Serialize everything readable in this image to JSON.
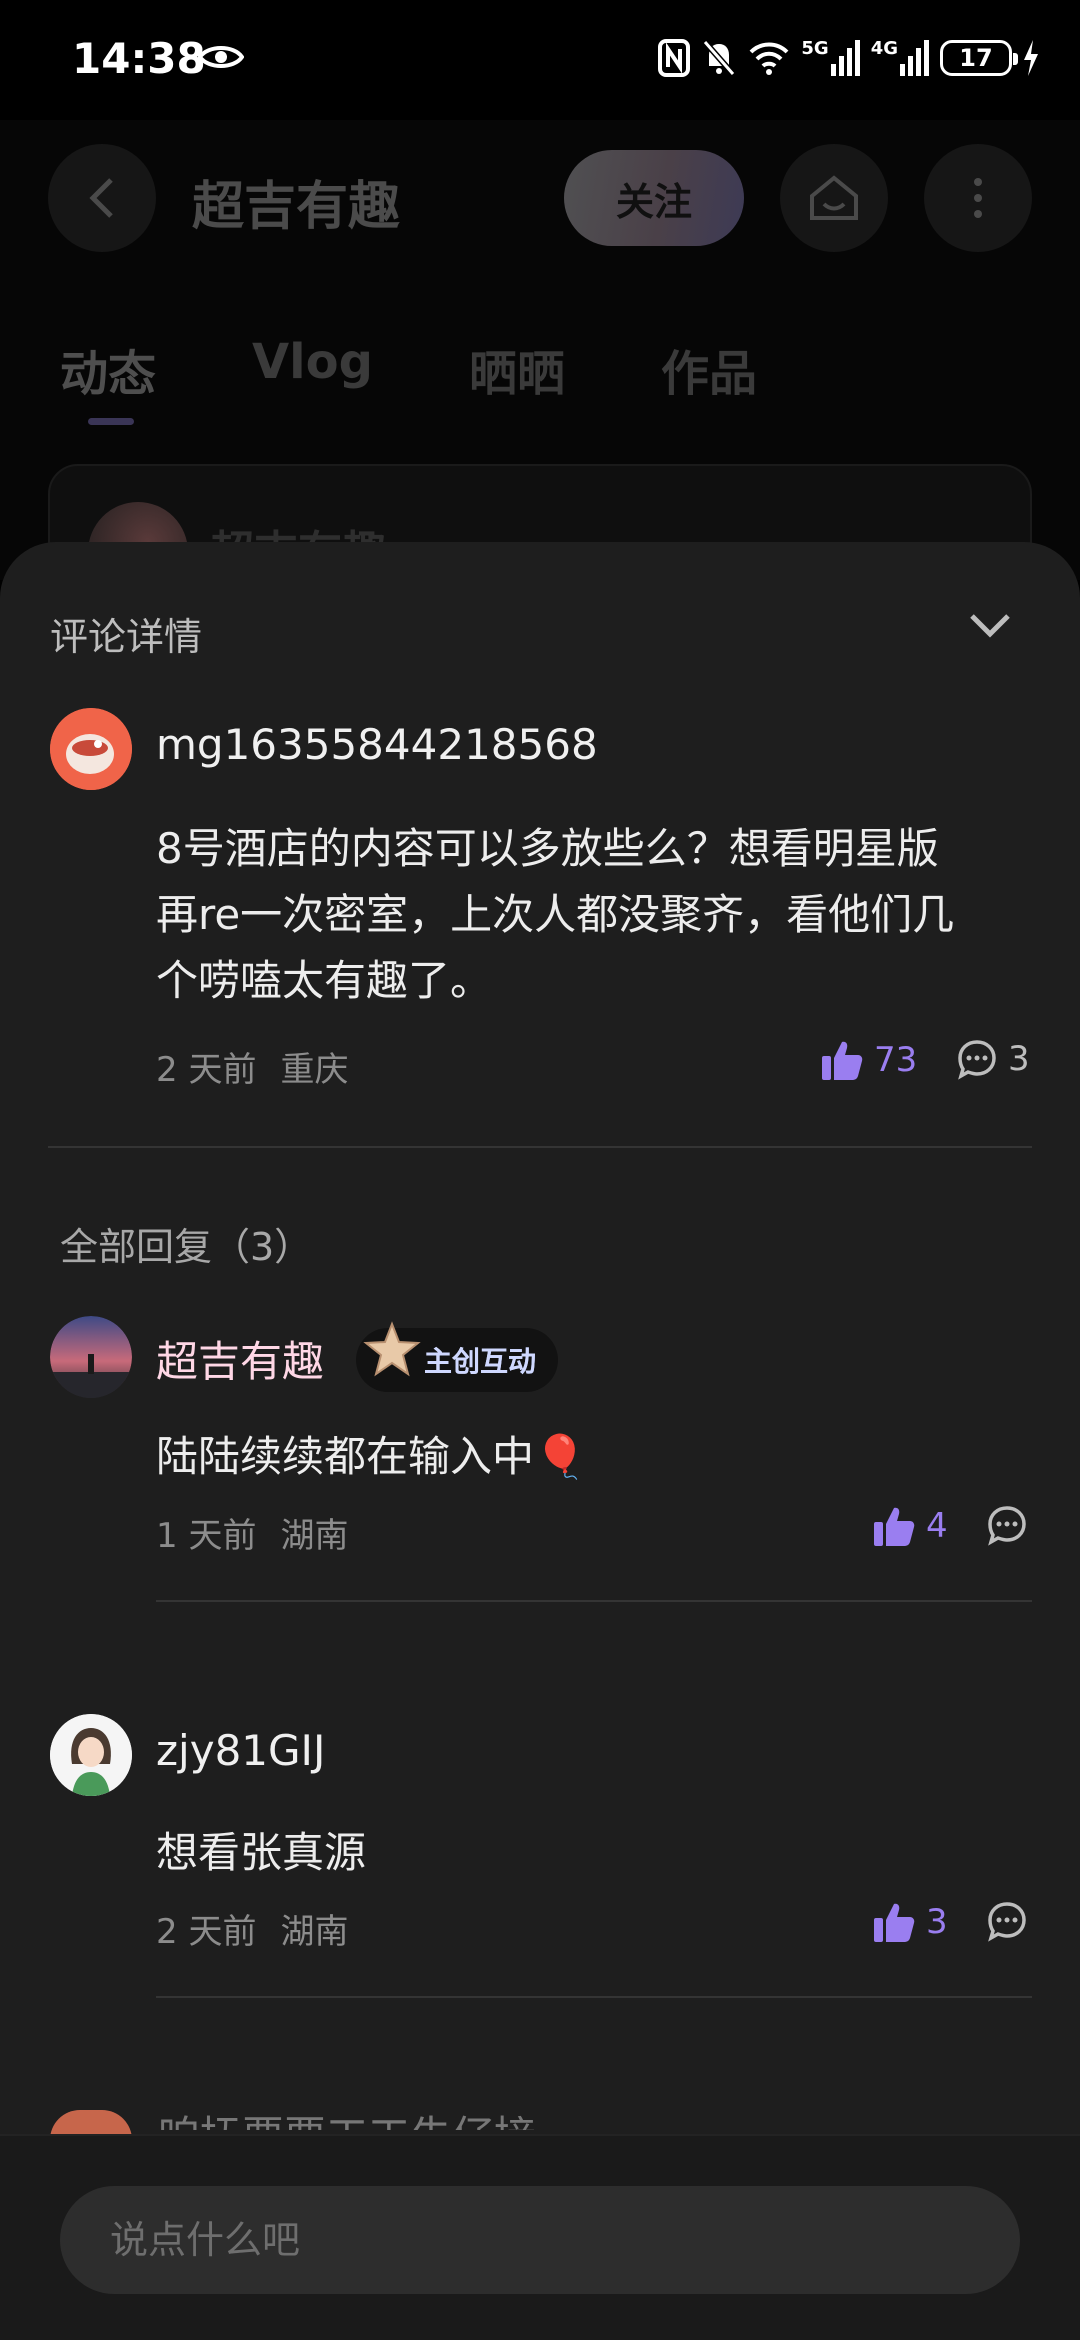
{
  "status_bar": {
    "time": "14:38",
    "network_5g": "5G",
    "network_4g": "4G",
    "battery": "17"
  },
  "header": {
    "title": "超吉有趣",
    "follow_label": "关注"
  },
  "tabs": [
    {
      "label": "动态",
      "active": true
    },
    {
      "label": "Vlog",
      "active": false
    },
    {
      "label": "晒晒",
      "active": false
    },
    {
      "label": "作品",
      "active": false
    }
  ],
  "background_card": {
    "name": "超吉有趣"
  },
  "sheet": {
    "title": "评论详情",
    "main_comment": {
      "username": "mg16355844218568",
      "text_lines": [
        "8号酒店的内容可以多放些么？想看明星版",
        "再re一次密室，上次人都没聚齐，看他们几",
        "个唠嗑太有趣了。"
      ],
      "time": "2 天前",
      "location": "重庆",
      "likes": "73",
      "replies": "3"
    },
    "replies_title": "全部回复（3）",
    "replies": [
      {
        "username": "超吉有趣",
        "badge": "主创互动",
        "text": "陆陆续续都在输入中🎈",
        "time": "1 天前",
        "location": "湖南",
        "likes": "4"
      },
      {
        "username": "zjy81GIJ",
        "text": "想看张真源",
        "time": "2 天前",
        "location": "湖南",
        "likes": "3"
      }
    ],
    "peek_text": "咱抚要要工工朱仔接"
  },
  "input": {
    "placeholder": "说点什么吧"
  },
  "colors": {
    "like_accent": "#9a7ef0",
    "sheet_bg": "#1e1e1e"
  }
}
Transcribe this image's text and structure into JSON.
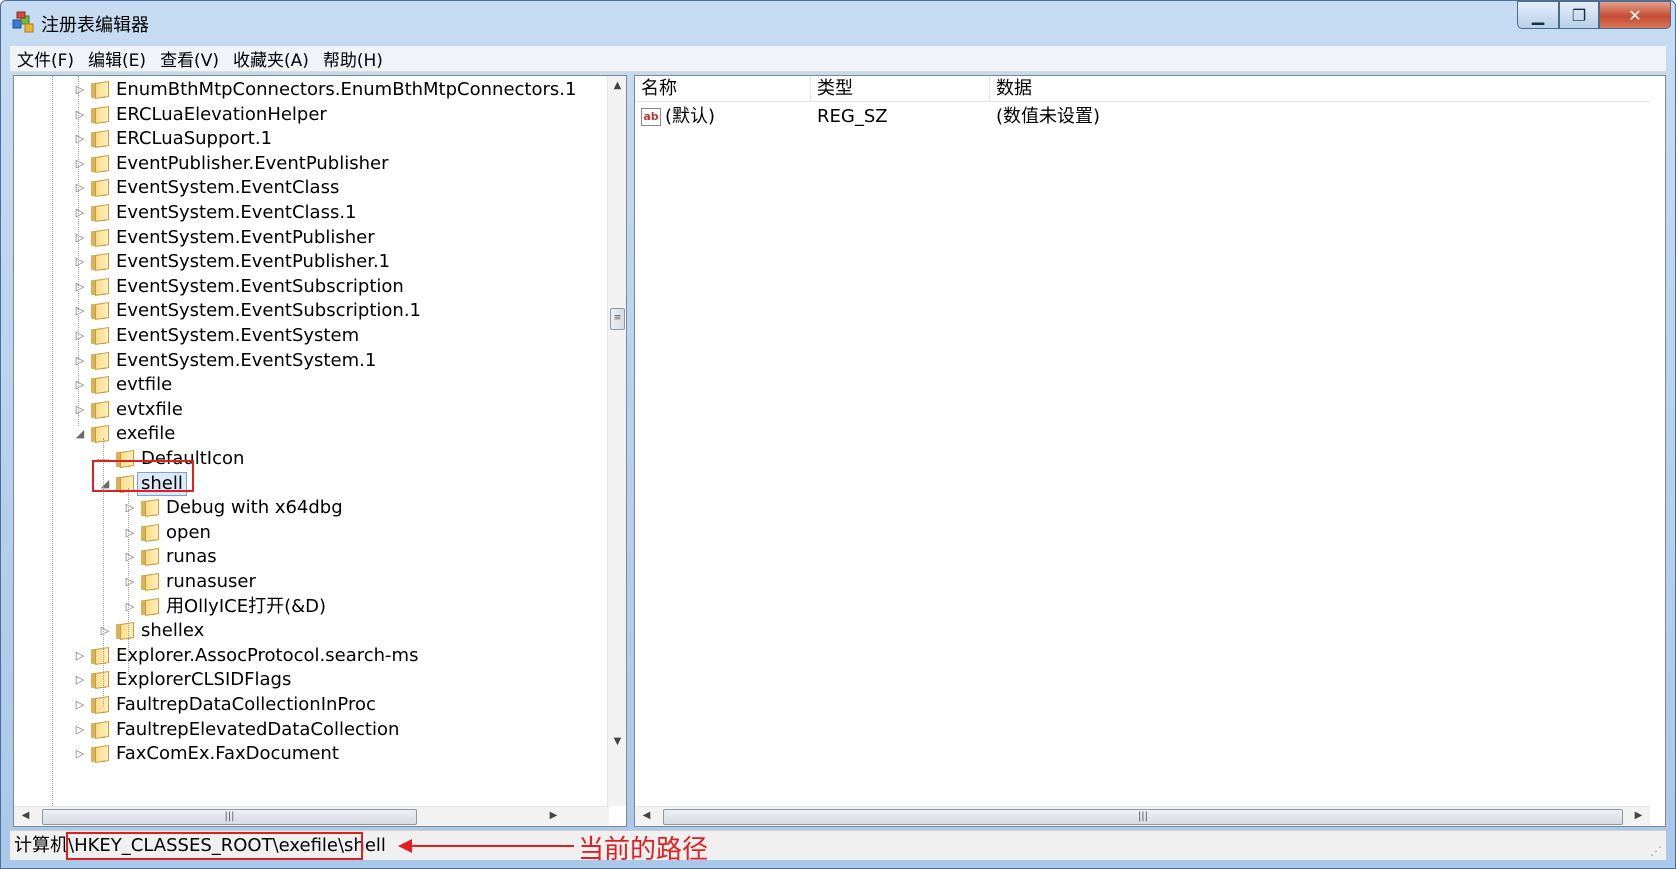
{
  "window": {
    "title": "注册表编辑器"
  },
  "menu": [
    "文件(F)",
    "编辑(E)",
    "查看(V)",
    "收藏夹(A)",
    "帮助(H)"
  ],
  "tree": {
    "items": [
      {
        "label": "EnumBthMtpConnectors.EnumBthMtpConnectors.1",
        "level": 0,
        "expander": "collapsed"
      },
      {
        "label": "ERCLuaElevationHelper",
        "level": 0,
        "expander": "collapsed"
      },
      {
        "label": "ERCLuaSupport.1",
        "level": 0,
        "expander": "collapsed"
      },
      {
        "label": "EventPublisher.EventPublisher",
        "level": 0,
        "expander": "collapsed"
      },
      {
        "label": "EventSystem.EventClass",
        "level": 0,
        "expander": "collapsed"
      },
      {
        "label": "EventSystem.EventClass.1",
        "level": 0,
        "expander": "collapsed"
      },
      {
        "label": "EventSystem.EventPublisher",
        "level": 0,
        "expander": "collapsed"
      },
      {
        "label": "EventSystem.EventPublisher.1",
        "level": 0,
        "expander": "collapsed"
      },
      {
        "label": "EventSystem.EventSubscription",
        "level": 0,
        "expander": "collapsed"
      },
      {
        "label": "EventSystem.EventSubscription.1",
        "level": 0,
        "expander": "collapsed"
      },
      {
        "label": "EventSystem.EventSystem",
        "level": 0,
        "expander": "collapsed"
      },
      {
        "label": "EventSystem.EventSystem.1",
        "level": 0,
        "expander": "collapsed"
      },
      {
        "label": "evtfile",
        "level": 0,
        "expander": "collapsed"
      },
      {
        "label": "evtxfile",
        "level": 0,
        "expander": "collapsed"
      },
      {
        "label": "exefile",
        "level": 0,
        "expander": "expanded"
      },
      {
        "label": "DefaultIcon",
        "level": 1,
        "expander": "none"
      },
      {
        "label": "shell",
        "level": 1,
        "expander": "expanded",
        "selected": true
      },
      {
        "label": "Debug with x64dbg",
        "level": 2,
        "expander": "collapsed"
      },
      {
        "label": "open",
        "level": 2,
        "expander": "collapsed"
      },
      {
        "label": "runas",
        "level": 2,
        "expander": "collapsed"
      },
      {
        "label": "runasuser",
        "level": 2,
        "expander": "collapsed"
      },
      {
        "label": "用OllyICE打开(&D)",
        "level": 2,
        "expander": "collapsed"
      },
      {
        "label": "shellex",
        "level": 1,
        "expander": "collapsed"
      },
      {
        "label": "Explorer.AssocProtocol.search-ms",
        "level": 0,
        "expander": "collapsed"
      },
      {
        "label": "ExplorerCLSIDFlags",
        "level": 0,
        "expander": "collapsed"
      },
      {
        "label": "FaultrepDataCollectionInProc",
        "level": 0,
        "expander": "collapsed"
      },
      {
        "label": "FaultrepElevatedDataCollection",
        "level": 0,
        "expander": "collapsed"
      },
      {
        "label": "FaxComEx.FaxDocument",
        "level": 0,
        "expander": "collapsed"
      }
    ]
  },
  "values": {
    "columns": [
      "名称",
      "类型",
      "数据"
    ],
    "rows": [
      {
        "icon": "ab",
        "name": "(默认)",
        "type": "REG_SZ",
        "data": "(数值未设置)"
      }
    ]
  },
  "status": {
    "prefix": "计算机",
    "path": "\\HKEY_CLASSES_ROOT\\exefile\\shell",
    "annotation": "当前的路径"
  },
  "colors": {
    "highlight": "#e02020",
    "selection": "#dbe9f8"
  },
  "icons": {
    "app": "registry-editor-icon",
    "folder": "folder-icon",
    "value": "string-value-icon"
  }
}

◆ Written task: Track down every line of the material containing the string "EventSystem", and copy it.

◆ Completed task:
        "label": "EventSystem.EventClass",
        "label": "EventSystem.EventClass.1",
        "label": "EventSystem.EventPublisher",
        "label": "EventSystem.EventPublisher.1",
        "label": "EventSystem.EventSubscription",
        "label": "EventSystem.EventSubscription.1",
        "label": "EventSystem.EventSystem",
        "label": "EventSystem.EventSystem.1",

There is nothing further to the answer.